Among the entries, which lines carry the string "圆心角为"? Copy each of them.

Data records:
▬▬▬▬▬▬▬▬▬▬

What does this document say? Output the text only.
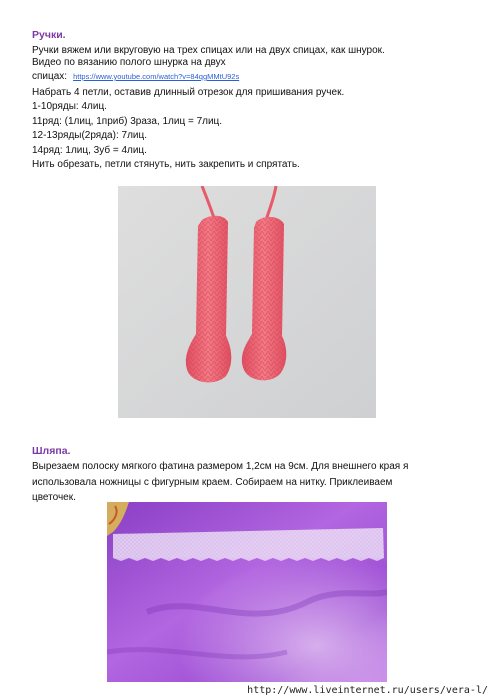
Ручки.
Ручки вяжем или вкруговую на трех спицах или на двух спицах, как шнурок.
Видео по вязанию полого шнурка на двух
спицах: https://www.youtube.com/watch?v=84qgMMtU92s
Набрать 4 петли, оставив длинный отрезок для пришивания ручек.
1-10ряды: 4лиц.
11ряд: (1лиц, 1приб) 3раза, 1лиц = 7лиц.
12-13ряды(2ряда): 7лиц.
14ряд: 1лиц, 3уб = 4лиц.
Нить обрезать, петли стянуть, нить закрепить и спрятать.
Шляпа.
Вырезаем полоску мягкого фатина размером 1,2см на 9см. Для внешнего края я
использовала ножницы с фигурным краем. Собираем на нитку. Приклеиваем
цветочек.
http://www.liveinternet.ru/users/vera-l/
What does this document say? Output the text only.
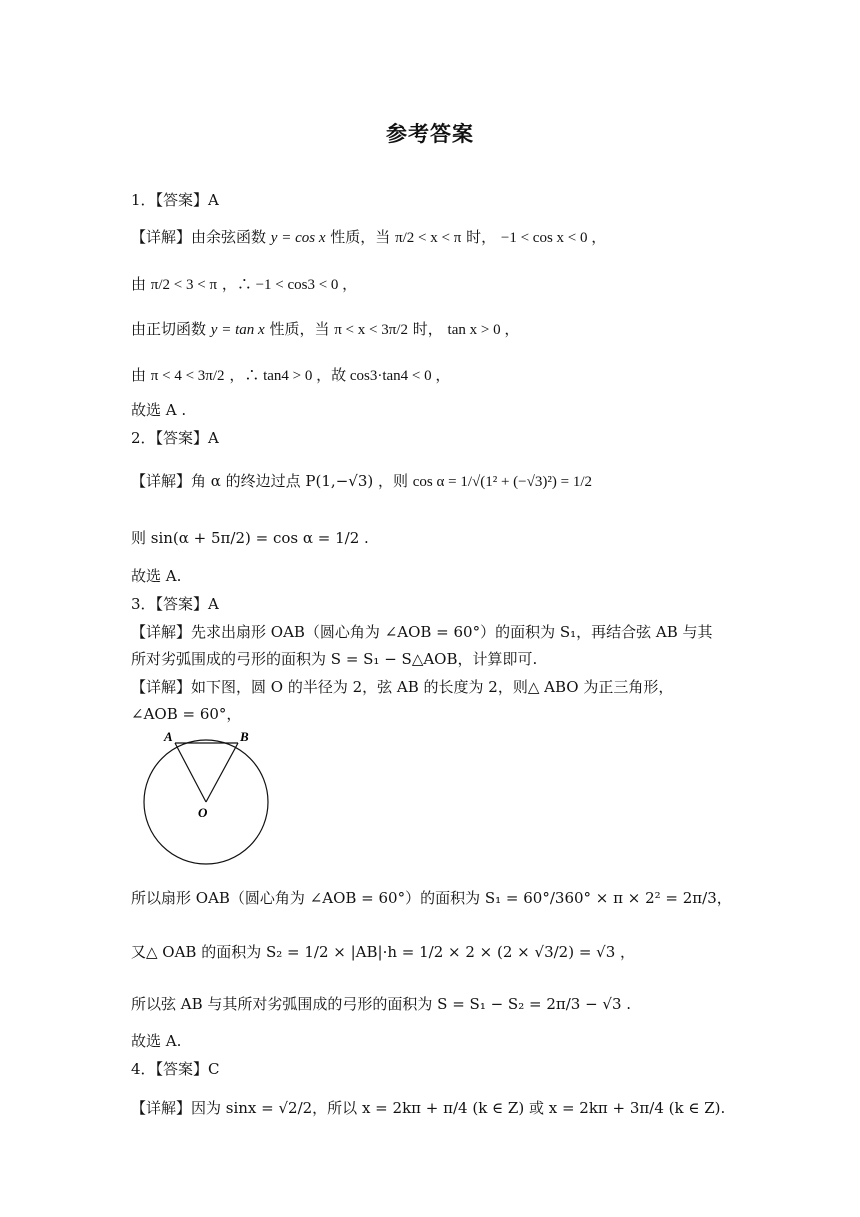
参考答案
1．【答案】A
【详解】由余弦函数 y = cos x 性质，当 π/2 < x < π 时， −1 < cos x < 0 ，
由 π/2 < 3 < π ，∴ −1 < cos3 < 0 ，
由正切函数 y = tan x 性质，当 π < x < 3π/2 时， tan x > 0 ，
由 π < 4 < 3π/2 ，∴ tan4 > 0 ，故 cos3·tan4 < 0 ，
故选 A .
2．【答案】A
【详解】角 α 的终边过点 P(1,−√3) ，则 cos α = 1/√(1² + (−√3)²) = 1/2
则 sin(α + 5π/2) = cos α = 1/2 .
故选 A.
3．【答案】A
【详解】先求出扇形 OAB（圆心角为 ∠AOB = 60°）的面积为 S₁，再结合弦 AB 与其
所对劣弧围成的弓形的面积为 S = S₁ − S△AOB，计算即可.
【详解】如下图，圆 O 的半径为 2，弦 AB 的长度为 2，则△ ABO 为正三角形，
∠AOB = 60°，
A	B
O
所以扇形 OAB（圆心角为 ∠AOB = 60°）的面积为 S₁ = 60°/360° × π × 2² = 2π/3，
又△ OAB 的面积为 S₂ = 1/2 × |AB|·h = 1/2 × 2 × (2 × √3/2) = √3 ，
所以弦 AB 与其所对劣弧围成的弓形的面积为 S = S₁ − S₂ = 2π/3 − √3 .
故选 A.
4．【答案】C
【详解】因为 sinx = √2/2，所以 x = 2kπ + π/4 (k ∈ Z) 或 x = 2kπ + 3π/4 (k ∈ Z).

▬▬▬▬▬▬▬▬▬▬

- _TASK SOLUTION_:
【详解】先求出扇形 OAB（圆心角为 ∠AOB = 60°）的面积为 S₁，再结合弦 AB 与其
所以扇形 OAB（圆心角为 ∠AOB = 60°）的面积为 S₁ = 60°/360° × π × 2² = 2π/3，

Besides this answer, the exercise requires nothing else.